(Figure data in JSON)
- - - -

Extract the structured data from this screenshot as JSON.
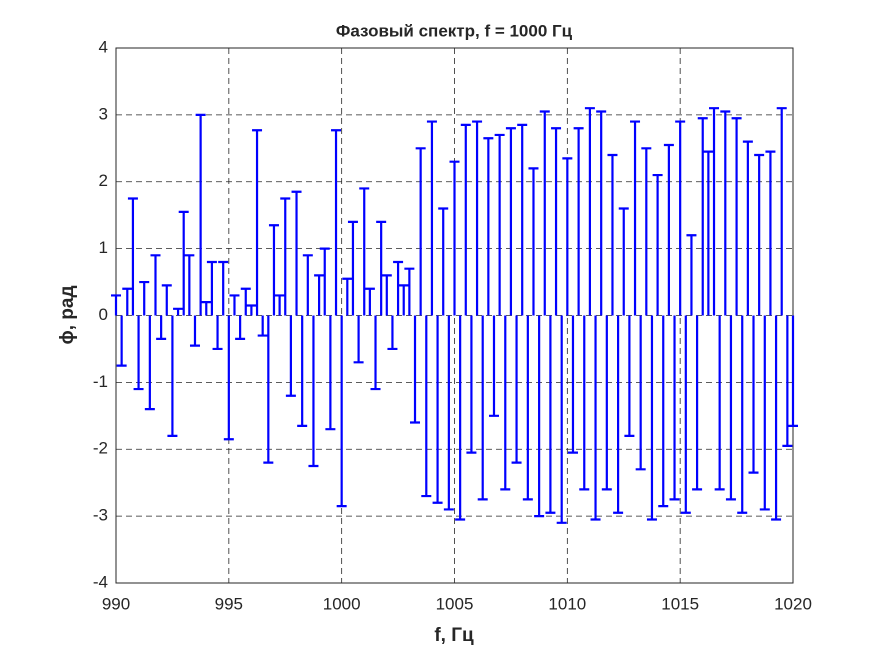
{
  "chart_data": {
    "type": "stem",
    "title": "Фазовый спектр, f = 1000 Гц",
    "xlabel": "f, Гц",
    "ylabel": "ϕ, рад",
    "x": [
      990,
      990.25,
      990.5,
      990.75,
      991,
      991.25,
      991.5,
      991.75,
      992,
      992.25,
      992.5,
      992.75,
      993,
      993.25,
      993.5,
      993.75,
      994,
      994.25,
      994.5,
      994.75,
      995,
      995.25,
      995.5,
      995.75,
      996,
      996.25,
      996.5,
      996.75,
      997,
      997.25,
      997.5,
      997.75,
      998,
      998.25,
      998.5,
      998.75,
      999,
      999.25,
      999.5,
      999.75,
      1000,
      1000.25,
      1000.5,
      1000.75,
      1001,
      1001.25,
      1001.5,
      1001.75,
      1002,
      1002.25,
      1002.5,
      1002.75,
      1003,
      1003.25,
      1003.5,
      1003.75,
      1004,
      1004.25,
      1004.5,
      1004.75,
      1005,
      1005.25,
      1005.5,
      1005.75,
      1006,
      1006.25,
      1006.5,
      1006.75,
      1007,
      1007.25,
      1007.5,
      1007.75,
      1008,
      1008.25,
      1008.5,
      1008.75,
      1009,
      1009.25,
      1009.5,
      1009.75,
      1010,
      1010.25,
      1010.5,
      1010.75,
      1011,
      1011.25,
      1011.5,
      1011.75,
      1012,
      1012.25,
      1012.5,
      1012.75,
      1013,
      1013.25,
      1013.5,
      1013.75,
      1014,
      1014.25,
      1014.5,
      1014.75,
      1015,
      1015.25,
      1015.5,
      1015.75,
      1016,
      1016.25,
      1016.5,
      1016.75,
      1017,
      1017.25,
      1017.5,
      1017.75,
      1018,
      1018.25,
      1018.5,
      1018.75,
      1019,
      1019.25,
      1019.5,
      1019.75,
      1020
    ],
    "series": [
      {
        "color": "#0000ff",
        "values": [
          0.3,
          -0.75,
          0.4,
          1.75,
          -1.1,
          0.5,
          -1.4,
          0.9,
          -0.35,
          0.45,
          -1.8,
          0.1,
          1.55,
          0.9,
          -0.45,
          3.0,
          0.2,
          0.8,
          -0.5,
          0.8,
          -1.85,
          0.3,
          -0.35,
          0.4,
          0.15,
          2.77,
          -0.3,
          -2.2,
          1.35,
          0.3,
          1.75,
          -1.2,
          1.85,
          -1.65,
          0.9,
          -2.25,
          0.6,
          1.0,
          -1.7,
          2.77,
          -2.85,
          0.55,
          1.4,
          -0.7,
          1.9,
          0.4,
          -1.1,
          1.4,
          0.6,
          -0.5,
          0.8,
          0.45,
          0.7,
          -1.6,
          2.5,
          -2.7,
          2.9,
          -2.8,
          1.6,
          -2.9,
          2.3,
          -3.05,
          2.85,
          -2.05,
          2.9,
          -2.75,
          2.65,
          -1.5,
          2.7,
          -2.6,
          2.8,
          -2.2,
          2.85,
          -2.75,
          2.2,
          -3.0,
          3.05,
          -2.95,
          2.8,
          -3.1,
          2.35,
          -2.05,
          2.8,
          -2.6,
          3.1,
          -3.05,
          3.05,
          -2.6,
          2.4,
          -2.95,
          1.6,
          -1.8,
          2.9,
          -2.3,
          2.5,
          -3.05,
          2.1,
          -2.85,
          2.55,
          -2.75,
          2.9,
          -2.95,
          1.2,
          -2.6,
          2.95,
          2.45,
          3.1,
          -2.6,
          3.05,
          -2.75,
          2.95,
          -2.95,
          2.6,
          -2.35,
          2.4,
          -2.9,
          2.45,
          -3.05,
          3.1,
          -1.95,
          -1.65
        ]
      }
    ],
    "xlim": [
      990,
      1020
    ],
    "ylim": [
      -4,
      4
    ],
    "xticks": [
      990,
      995,
      1000,
      1005,
      1010,
      1015,
      1020
    ],
    "yticks": [
      -4,
      -3,
      -2,
      -1,
      0,
      1,
      2,
      3,
      4
    ],
    "grid": true
  }
}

- - - -

> [WHAT YOU SHOULD DO]: Copy every record above exactly, leaving out any pictures.

> [FINISHED EXERCISE]:
Extract the structured data from this screenshot as JSON.
{
  "chart_data": {
    "type": "stem",
    "title": "Фазовый спектр, f = 1000 Гц",
    "xlabel": "f, Гц",
    "ylabel": "ϕ, рад",
    "x": [
      990,
      990.25,
      990.5,
      990.75,
      991,
      991.25,
      991.5,
      991.75,
      992,
      992.25,
      992.5,
      992.75,
      993,
      993.25,
      993.5,
      993.75,
      994,
      994.25,
      994.5,
      994.75,
      995,
      995.25,
      995.5,
      995.75,
      996,
      996.25,
      996.5,
      996.75,
      997,
      997.25,
      997.5,
      997.75,
      998,
      998.25,
      998.5,
      998.75,
      999,
      999.25,
      999.5,
      999.75,
      1000,
      1000.25,
      1000.5,
      1000.75,
      1001,
      1001.25,
      1001.5,
      1001.75,
      1002,
      1002.25,
      1002.5,
      1002.75,
      1003,
      1003.25,
      1003.5,
      1003.75,
      1004,
      1004.25,
      1004.5,
      1004.75,
      1005,
      1005.25,
      1005.5,
      1005.75,
      1006,
      1006.25,
      1006.5,
      1006.75,
      1007,
      1007.25,
      1007.5,
      1007.75,
      1008,
      1008.25,
      1008.5,
      1008.75,
      1009,
      1009.25,
      1009.5,
      1009.75,
      1010,
      1010.25,
      1010.5,
      1010.75,
      1011,
      1011.25,
      1011.5,
      1011.75,
      1012,
      1012.25,
      1012.5,
      1012.75,
      1013,
      1013.25,
      1013.5,
      1013.75,
      1014,
      1014.25,
      1014.5,
      1014.75,
      1015,
      1015.25,
      1015.5,
      1015.75,
      1016,
      1016.25,
      1016.5,
      1016.75,
      1017,
      1017.25,
      1017.5,
      1017.75,
      1018,
      1018.25,
      1018.5,
      1018.75,
      1019,
      1019.25,
      1019.5,
      1019.75,
      1020
    ],
    "series": [
      {
        "color": "#0000ff",
        "values": [
          0.3,
          -0.75,
          0.4,
          1.75,
          -1.1,
          0.5,
          -1.4,
          0.9,
          -0.35,
          0.45,
          -1.8,
          0.1,
          1.55,
          0.9,
          -0.45,
          3.0,
          0.2,
          0.8,
          -0.5,
          0.8,
          -1.85,
          0.3,
          -0.35,
          0.4,
          0.15,
          2.77,
          -0.3,
          -2.2,
          1.35,
          0.3,
          1.75,
          -1.2,
          1.85,
          -1.65,
          0.9,
          -2.25,
          0.6,
          1.0,
          -1.7,
          2.77,
          -2.85,
          0.55,
          1.4,
          -0.7,
          1.9,
          0.4,
          -1.1,
          1.4,
          0.6,
          -0.5,
          0.8,
          0.45,
          0.7,
          -1.6,
          2.5,
          -2.7,
          2.9,
          -2.8,
          1.6,
          -2.9,
          2.3,
          -3.05,
          2.85,
          -2.05,
          2.9,
          -2.75,
          2.65,
          -1.5,
          2.7,
          -2.6,
          2.8,
          -2.2,
          2.85,
          -2.75,
          2.2,
          -3.0,
          3.05,
          -2.95,
          2.8,
          -3.1,
          2.35,
          -2.05,
          2.8,
          -2.6,
          3.1,
          -3.05,
          3.05,
          -2.6,
          2.4,
          -2.95,
          1.6,
          -1.8,
          2.9,
          -2.3,
          2.5,
          -3.05,
          2.1,
          -2.85,
          2.55,
          -2.75,
          2.9,
          -2.95,
          1.2,
          -2.6,
          2.95,
          2.45,
          3.1,
          -2.6,
          3.05,
          -2.75,
          2.95,
          -2.95,
          2.6,
          -2.35,
          2.4,
          -2.9,
          2.45,
          -3.05,
          3.1,
          -1.95,
          -1.65
        ]
      }
    ],
    "xlim": [
      990,
      1020
    ],
    "ylim": [
      -4,
      4
    ],
    "xticks": [
      990,
      995,
      1000,
      1005,
      1010,
      1015,
      1020
    ],
    "yticks": [
      -4,
      -3,
      -2,
      -1,
      0,
      1,
      2,
      3,
      4
    ],
    "grid": true
  }
}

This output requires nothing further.